What needs to be done:
Read the entries below and pull out each line with the string "this".

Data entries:
## BEGIN
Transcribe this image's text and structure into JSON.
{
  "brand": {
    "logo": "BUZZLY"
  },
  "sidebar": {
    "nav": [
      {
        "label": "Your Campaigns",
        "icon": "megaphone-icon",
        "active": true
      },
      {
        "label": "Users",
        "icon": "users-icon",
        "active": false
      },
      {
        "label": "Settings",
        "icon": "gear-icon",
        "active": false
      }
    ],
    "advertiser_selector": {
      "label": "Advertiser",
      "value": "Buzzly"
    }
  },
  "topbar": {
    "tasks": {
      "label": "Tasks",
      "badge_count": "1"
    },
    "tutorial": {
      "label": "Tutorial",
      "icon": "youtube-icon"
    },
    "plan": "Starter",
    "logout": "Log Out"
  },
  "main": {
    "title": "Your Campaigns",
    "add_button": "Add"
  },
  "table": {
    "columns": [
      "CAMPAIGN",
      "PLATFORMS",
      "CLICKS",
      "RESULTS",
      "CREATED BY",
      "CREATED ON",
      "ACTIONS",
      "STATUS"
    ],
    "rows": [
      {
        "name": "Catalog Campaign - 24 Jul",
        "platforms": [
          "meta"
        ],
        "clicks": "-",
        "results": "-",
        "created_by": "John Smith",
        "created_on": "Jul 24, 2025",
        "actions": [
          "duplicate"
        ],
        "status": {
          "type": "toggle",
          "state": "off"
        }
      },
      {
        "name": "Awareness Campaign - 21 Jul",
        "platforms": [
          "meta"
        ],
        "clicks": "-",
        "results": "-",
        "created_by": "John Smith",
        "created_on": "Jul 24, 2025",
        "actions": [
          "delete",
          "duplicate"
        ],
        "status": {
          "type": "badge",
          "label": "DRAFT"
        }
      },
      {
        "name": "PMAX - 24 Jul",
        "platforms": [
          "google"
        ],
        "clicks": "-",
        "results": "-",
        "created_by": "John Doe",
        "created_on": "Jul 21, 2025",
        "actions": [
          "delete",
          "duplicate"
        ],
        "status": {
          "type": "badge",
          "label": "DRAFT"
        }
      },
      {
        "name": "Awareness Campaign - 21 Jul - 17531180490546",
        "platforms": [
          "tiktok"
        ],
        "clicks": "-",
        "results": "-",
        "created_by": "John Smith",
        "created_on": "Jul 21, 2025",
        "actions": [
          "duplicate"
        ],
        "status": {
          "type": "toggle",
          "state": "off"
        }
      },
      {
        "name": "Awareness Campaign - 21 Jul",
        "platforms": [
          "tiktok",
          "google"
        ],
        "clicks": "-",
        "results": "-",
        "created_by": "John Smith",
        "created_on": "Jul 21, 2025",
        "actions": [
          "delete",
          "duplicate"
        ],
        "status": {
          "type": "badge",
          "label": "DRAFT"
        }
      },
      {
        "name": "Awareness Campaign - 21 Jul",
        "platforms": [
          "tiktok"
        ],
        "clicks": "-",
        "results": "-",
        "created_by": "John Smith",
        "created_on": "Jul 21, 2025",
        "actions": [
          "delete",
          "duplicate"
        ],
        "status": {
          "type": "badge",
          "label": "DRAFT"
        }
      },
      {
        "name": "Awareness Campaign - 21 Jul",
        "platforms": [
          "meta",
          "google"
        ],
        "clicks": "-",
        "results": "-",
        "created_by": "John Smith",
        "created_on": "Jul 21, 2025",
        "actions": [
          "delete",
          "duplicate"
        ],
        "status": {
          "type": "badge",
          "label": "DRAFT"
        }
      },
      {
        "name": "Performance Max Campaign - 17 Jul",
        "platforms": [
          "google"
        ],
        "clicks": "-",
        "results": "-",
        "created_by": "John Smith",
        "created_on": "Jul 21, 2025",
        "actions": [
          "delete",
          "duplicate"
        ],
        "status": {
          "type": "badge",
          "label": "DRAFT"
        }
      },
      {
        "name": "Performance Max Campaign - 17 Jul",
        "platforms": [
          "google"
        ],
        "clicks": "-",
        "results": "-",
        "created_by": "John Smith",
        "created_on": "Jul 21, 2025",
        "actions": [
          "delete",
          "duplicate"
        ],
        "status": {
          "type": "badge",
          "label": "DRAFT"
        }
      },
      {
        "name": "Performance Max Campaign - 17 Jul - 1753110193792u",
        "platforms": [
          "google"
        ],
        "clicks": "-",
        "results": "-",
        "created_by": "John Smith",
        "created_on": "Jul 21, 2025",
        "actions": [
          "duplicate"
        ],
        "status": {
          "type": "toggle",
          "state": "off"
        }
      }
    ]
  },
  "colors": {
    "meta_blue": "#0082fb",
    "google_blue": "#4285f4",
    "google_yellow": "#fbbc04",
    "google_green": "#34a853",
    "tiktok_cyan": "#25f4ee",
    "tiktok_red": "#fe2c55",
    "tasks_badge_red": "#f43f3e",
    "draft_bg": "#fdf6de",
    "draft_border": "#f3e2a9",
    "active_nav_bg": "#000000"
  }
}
## END
## BEGIN
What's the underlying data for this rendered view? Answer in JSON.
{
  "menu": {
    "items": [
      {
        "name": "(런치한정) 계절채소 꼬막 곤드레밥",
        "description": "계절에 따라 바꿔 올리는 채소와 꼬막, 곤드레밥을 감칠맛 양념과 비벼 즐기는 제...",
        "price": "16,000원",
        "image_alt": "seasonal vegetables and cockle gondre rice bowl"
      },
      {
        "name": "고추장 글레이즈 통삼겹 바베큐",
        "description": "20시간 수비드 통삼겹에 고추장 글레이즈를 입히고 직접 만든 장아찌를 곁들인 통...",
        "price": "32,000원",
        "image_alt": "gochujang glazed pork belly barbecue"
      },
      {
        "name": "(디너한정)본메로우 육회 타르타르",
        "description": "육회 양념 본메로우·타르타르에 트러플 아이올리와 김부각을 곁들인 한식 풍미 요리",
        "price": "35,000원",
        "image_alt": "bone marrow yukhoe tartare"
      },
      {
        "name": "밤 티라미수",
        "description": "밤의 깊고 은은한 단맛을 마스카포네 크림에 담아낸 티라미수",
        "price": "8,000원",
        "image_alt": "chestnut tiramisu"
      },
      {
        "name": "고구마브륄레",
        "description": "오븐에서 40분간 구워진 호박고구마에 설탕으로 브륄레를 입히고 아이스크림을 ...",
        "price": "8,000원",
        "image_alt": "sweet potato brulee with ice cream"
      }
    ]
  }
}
## END
Correct result:
Transcribe this image's text and structure into JSON.
What's the underlying data for this rendered view? Answer in JSON.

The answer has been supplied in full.